_Challenge_
Using the data below, copy each line that includes the word "JSON".

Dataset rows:
● ● ●

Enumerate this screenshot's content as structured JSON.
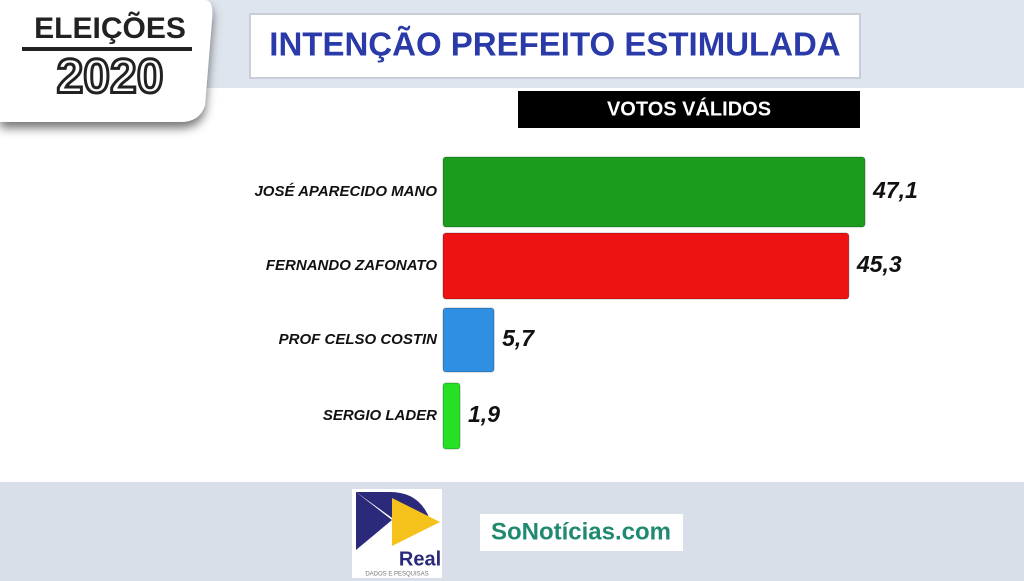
{
  "branding": {
    "badge_top": "ELEIÇÕES",
    "badge_bottom": "2020",
    "pollster": "Real",
    "pollster_tagline": "DADOS E PESQUISAS",
    "outlet": "SoNotícias.com"
  },
  "chart_data": {
    "type": "hbar",
    "title": "INTENÇÃO PREFEITO ESTIMULADA",
    "subtitle": "VOTOS VÁLIDOS",
    "categories": [
      "JOSÉ APARECIDO MANO",
      "FERNANDO ZAFONATO",
      "PROF CELSO COSTIN",
      "SERGIO LADER"
    ],
    "values": [
      47.1,
      45.3,
      5.7,
      1.9
    ],
    "value_labels": [
      "47,1",
      "45,3",
      "5,7",
      "1,9"
    ],
    "colors": [
      "#1c9c1c",
      "#ee1313",
      "#2f8fe0",
      "#25e025"
    ]
  }
}
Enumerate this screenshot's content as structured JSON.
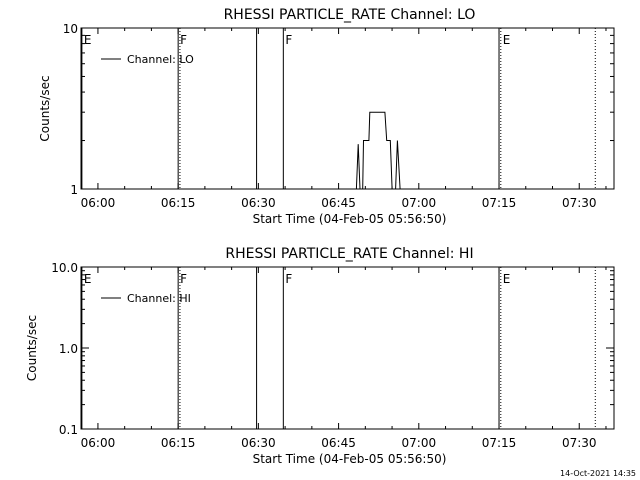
{
  "chart_data": [
    {
      "type": "line",
      "title": "RHESSI PARTICLE_RATE Channel: LO",
      "xlabel": "Start Time (04-Feb-05 05:56:50)",
      "ylabel": "Counts/sec",
      "yscale": "log",
      "xlim": [
        "05:56:50",
        "07:36:30"
      ],
      "ylim": [
        1,
        10
      ],
      "x_ticks": [
        "06:00",
        "06:15",
        "06:30",
        "06:45",
        "07:00",
        "07:15",
        "07:30"
      ],
      "y_ticks": [
        {
          "value": 1,
          "label": "1"
        },
        {
          "value": 10,
          "label": "10"
        }
      ],
      "grid": false,
      "legend": {
        "position": "top-left",
        "entries": [
          "Channel: LO"
        ]
      },
      "series": [
        {
          "name": "Channel: LO",
          "points": [
            [
              "06:48:20",
              1
            ],
            [
              "06:48:40",
              1.9
            ],
            [
              "06:49:00",
              1
            ],
            [
              "06:49:30",
              1
            ],
            [
              "06:49:40",
              2.0
            ],
            [
              "06:50:40",
              2.0
            ],
            [
              "06:50:50",
              3.0
            ],
            [
              "06:53:40",
              3.0
            ],
            [
              "06:54:00",
              2.0
            ],
            [
              "06:54:40",
              2.0
            ],
            [
              "06:55:00",
              1
            ],
            [
              "06:55:40",
              1
            ],
            [
              "06:56:00",
              2.0
            ],
            [
              "06:56:30",
              1
            ]
          ]
        }
      ],
      "flag_markers": [
        {
          "time": "05:57:00",
          "label": "E",
          "style": "solid"
        },
        {
          "time": "06:15:00",
          "label": "F",
          "style": "solid"
        },
        {
          "time": "06:15:20",
          "label": "",
          "style": "dotted"
        },
        {
          "time": "06:29:40",
          "label": "",
          "style": "solid"
        },
        {
          "time": "06:34:40",
          "label": "F",
          "style": "solid"
        },
        {
          "time": "07:15:00",
          "label": "",
          "style": "solid"
        },
        {
          "time": "07:15:20",
          "label": "E",
          "style": "dotted"
        },
        {
          "time": "07:33:00",
          "label": "",
          "style": "dotted"
        }
      ]
    },
    {
      "type": "line",
      "title": "RHESSI PARTICLE_RATE Channel: HI",
      "xlabel": "Start Time (04-Feb-05 05:56:50)",
      "ylabel": "Counts/sec",
      "yscale": "log",
      "xlim": [
        "05:56:50",
        "07:36:30"
      ],
      "ylim": [
        0.1,
        10
      ],
      "x_ticks": [
        "06:00",
        "06:15",
        "06:30",
        "06:45",
        "07:00",
        "07:15",
        "07:30"
      ],
      "y_ticks": [
        {
          "value": 0.1,
          "label": "0.1"
        },
        {
          "value": 1,
          "label": "1.0"
        },
        {
          "value": 10,
          "label": "10.0"
        }
      ],
      "grid": false,
      "legend": {
        "position": "top-left",
        "entries": [
          "Channel: HI"
        ]
      },
      "series": [
        {
          "name": "Channel: HI",
          "points": []
        }
      ],
      "flag_markers": [
        {
          "time": "05:57:00",
          "label": "E",
          "style": "solid"
        },
        {
          "time": "06:15:00",
          "label": "F",
          "style": "solid"
        },
        {
          "time": "06:15:20",
          "label": "",
          "style": "dotted"
        },
        {
          "time": "06:29:40",
          "label": "",
          "style": "solid"
        },
        {
          "time": "06:34:40",
          "label": "F",
          "style": "solid"
        },
        {
          "time": "07:15:00",
          "label": "",
          "style": "solid"
        },
        {
          "time": "07:15:20",
          "label": "E",
          "style": "dotted"
        },
        {
          "time": "07:33:00",
          "label": "",
          "style": "dotted"
        }
      ]
    }
  ],
  "footer": {
    "timestamp": "14-Oct-2021 14:35"
  }
}
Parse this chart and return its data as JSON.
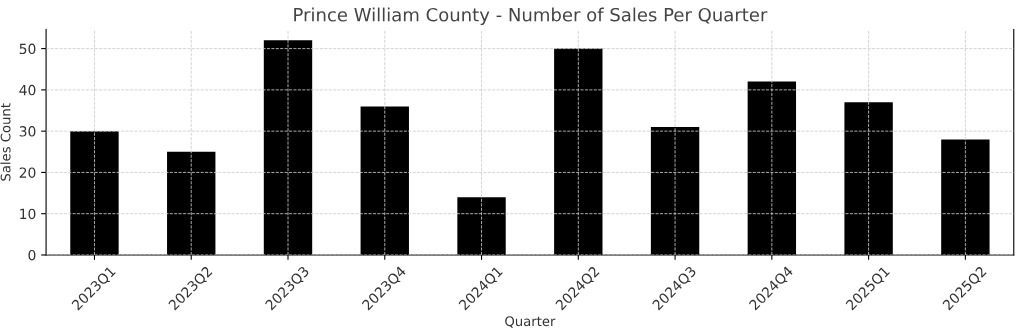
{
  "chart_data": {
    "type": "bar",
    "title": "Prince William County - Number of Sales Per Quarter",
    "xlabel": "Quarter",
    "ylabel": "Sales Count",
    "categories": [
      "2023Q1",
      "2023Q2",
      "2023Q3",
      "2023Q4",
      "2024Q1",
      "2024Q2",
      "2024Q3",
      "2024Q4",
      "2025Q1",
      "2025Q2"
    ],
    "values": [
      30,
      25,
      52,
      36,
      14,
      50,
      31,
      42,
      37,
      28
    ],
    "color": "#000000",
    "ylim": [
      0,
      54.6
    ],
    "yticks": [
      0,
      10,
      20,
      30,
      40,
      50
    ],
    "grid": true
  }
}
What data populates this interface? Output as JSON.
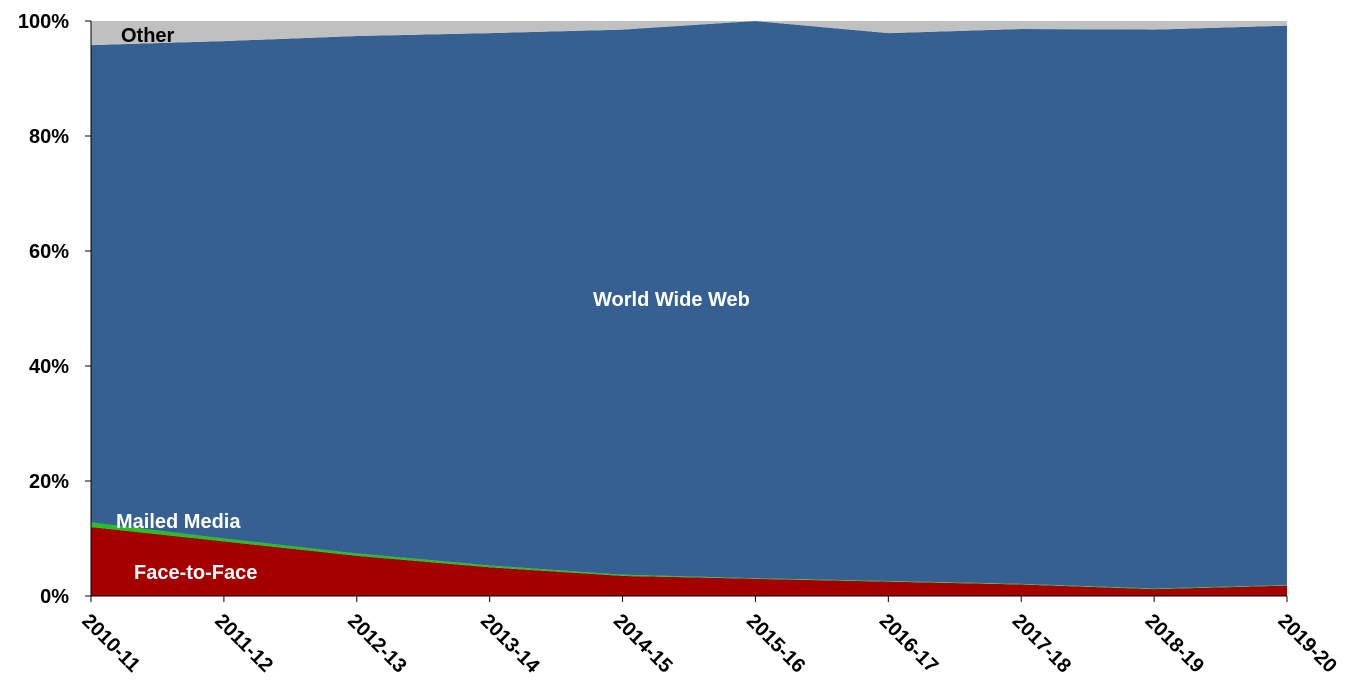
{
  "chart_data": {
    "type": "area",
    "stacked": true,
    "normalized": true,
    "categories": [
      "2010-11",
      "2011-12",
      "2012-13",
      "2013-14",
      "2014-15",
      "2015-16",
      "2016-17",
      "2017-18",
      "2018-19",
      "2019-20"
    ],
    "series": [
      {
        "name": "Face-to-Face",
        "color": "#A50000",
        "values": [
          12,
          9.5,
          7,
          5,
          3.5,
          3,
          2.5,
          2,
          1.2,
          1.8
        ]
      },
      {
        "name": "Mailed Media",
        "color": "#22C222",
        "values": [
          0.8,
          0.5,
          0.4,
          0.3,
          0.2,
          0.1,
          0.1,
          0.1,
          0.1,
          0.1
        ]
      },
      {
        "name": "World Wide Web",
        "color": "#366092",
        "values": [
          83,
          86.5,
          90,
          92.6,
          94.8,
          96.9,
          95.3,
          96.5,
          97.2,
          97.3
        ]
      },
      {
        "name": "Other",
        "color": "#C0C0C0",
        "values": [
          4.2,
          3.5,
          2.6,
          2.1,
          1.5,
          0,
          2.1,
          1.4,
          1.5,
          0.8
        ]
      }
    ],
    "ylim": [
      0,
      100
    ],
    "yticks": [
      "0%",
      "20%",
      "40%",
      "60%",
      "80%",
      "100%"
    ],
    "xlabel": "",
    "ylabel": "",
    "title": "",
    "grid": false,
    "legend": "none (series labeled directly on areas)"
  }
}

● ● ●

_Task response_
Enumerate this screenshot's content as structured JSON.
Enumerate this screenshot's content as structured JSON.
Parse this chart and return its data as JSON.
What data populates this interface? Output as JSON.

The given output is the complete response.